# Passage shown

----------

Looping QProgressBar gives error >> QObject::installEventFilter: Cannot filter events for objects in a different thread

This question seems to have been asked many times in many different forms but I haven't managed to find one with a -relevant to my code- solution.
When I run the program it shows
QObject::installEventFilter: Cannot filter events for objects in a different thread.
Despite this the code works initially but after a while it bombs and python gives an error saying its stopped working.
My code is as follows:
from PyQt4.QtCore import *
from PyQt4.QtGui import *
from xml.etree import ElementTree as ET
import os , time
class LayoutCreator(QDialog):
def __init__(self , parent=None):
super(LayoutCreator, self).__init__(parent)
self.Cameras_Update()
def Cameras_Update( self ): # Get all shots with camera plots and add them to the cameras_tree
busyBar = sqrl_QtTools.BusyBar( text = "Gathering Camera Data" ) # Looping progress bar
busyBar.start()
# loop through folder structure storing data
busyBar.Kill() # Close looping progress bar
class BusyBar(QThread): # Looping progress bar
def __init__(self, text = "" ):
QThread.__init__(self)
self.text = text
self.stop = False
def run( self ):
self.proBar = QProgressBar()
self.proBar.setWindowFlags(Qt.WindowStaysOnTopHint | Qt.SplashScreen )
self.proBar.setMinimum( 0 )
self.proBar.setMaximum( 100 )
self.proBar.setTextVisible( True )
self.proBar.setFormat( self.text )
self.proBar.setValue( 0 )
self.proBar.setFixedSize( 500 , 50 )
self.proBar.setAlignment(Qt.AlignCenter)
self.proBar.show()
while not self.stop: # keep looping while self is visible
# Loop sending mail
for i in range(100):
progress = self.proBar.value()
progress = progress + 1
self.proBar.setValue( progress )
time.sleep(0.05)
self.proBar.setValue( 0 )
self.proBar.hide()
def Kill(self):
self.stop = True
You can't create or access any QWidget outside the main thread.

----------

# Recorded data
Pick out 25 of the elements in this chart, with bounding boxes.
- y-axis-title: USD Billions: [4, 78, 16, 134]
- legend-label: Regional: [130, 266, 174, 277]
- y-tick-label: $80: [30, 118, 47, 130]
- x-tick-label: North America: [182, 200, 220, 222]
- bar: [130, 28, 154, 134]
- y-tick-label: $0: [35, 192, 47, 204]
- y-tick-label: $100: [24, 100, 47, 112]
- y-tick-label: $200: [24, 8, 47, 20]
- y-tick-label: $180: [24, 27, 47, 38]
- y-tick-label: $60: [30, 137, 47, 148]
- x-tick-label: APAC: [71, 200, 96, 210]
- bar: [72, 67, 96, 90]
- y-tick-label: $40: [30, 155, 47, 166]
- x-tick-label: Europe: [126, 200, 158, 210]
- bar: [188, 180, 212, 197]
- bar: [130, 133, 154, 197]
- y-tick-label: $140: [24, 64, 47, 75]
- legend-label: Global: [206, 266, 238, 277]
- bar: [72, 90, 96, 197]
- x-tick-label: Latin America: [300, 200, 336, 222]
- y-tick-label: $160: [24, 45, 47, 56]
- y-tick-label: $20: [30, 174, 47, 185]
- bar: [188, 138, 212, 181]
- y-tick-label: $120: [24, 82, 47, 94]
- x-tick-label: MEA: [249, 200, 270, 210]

----------

# Complete the following
A) In the PyQt progress bar question, translate this sentence into Spanish: "You can't create or access any QWidget outside the main thread."
B) Continue the text about the looping QProgressBar thread error, starting after its final sentence.

# Answers for each item
A) No puedes crear ningún QWidget ni acceder a él fuera del hilo principal.

B)
You can use signals and slots to indirectly access widgets from the other thread:
from PyQt4.QtCore import *
from PyQt4.QtGui import *
import sys, time
class BusyBar(QThread): # Looping progress bar
# create the signal that the thread will emit
changeValue = pyqtSignal(int)
def __init__(self, text = "" ):
QThread.__init__(self)
self.text = text
self.stop = False
self.proBar = QProgressBar()
self.proBar.setWindowFlags(Qt.WindowStaysOnTopHint | Qt.SplashScreen )
self.proBar.setRange( 0, 100 )
self.proBar.setTextVisible( True )
self.proBar.setFormat( self.text )
self.proBar.setValue( 0 )
self.proBar.setFixedSize( 500 , 50 )
self.proBar.setAlignment(Qt.AlignCenter)
self.proBar.show()
self.changeValue.connect(self.proBar.setValue, Qt.QueuedConnection)
# Make the Busybar delete itself and the QProgressBar when done
self.finished.connect(self.onFinished)
def run( self ):
while not self.stop: # keep looping while self is visible
# Loop sending mail
for i in range(100):
# emit the signal instead of calling setValue
# also we can't read the progress bar value from the thread
self.changeValue.emit( i )
time.sleep(0.05)
self.changeValue.emit( 0 )
def onFinished(self):
self.proBar.deleteLater()
self.deleteLater()
def Kill(self):
self.stop = True
class LayoutCreator(QDialog):
def __init__(self , parent=None):
super(LayoutCreator, self).__init__(parent)
self.Cameras_Update()
def Cameras_Update( self ):
# Looping progress bar
self.busyBar = BusyBar( text = "Gathering Camera Data" )
self.busyBar.start()
# loop through folder structure storing data
# Simulate async activity that doesn't block the GUI event loop
# (if you do everything without giving control back to
# the event loop, you have to call QApplication.processEvents()
# to allow the GUI to update itself )
QTimer.singleShot(10000, self.stopBar)
def stopBar(self):
self.busyBar.Kill() # Close looping progress bar
app = QApplication(sys.argv)
win = LayoutCreator()
win.show();
sys.exit(app.exec_())
Or
If you only want a busy indicator, you can simply set both the minimum and maximum of the QProgressBar to 0, and you won't need a thread, as indicated in the documentation.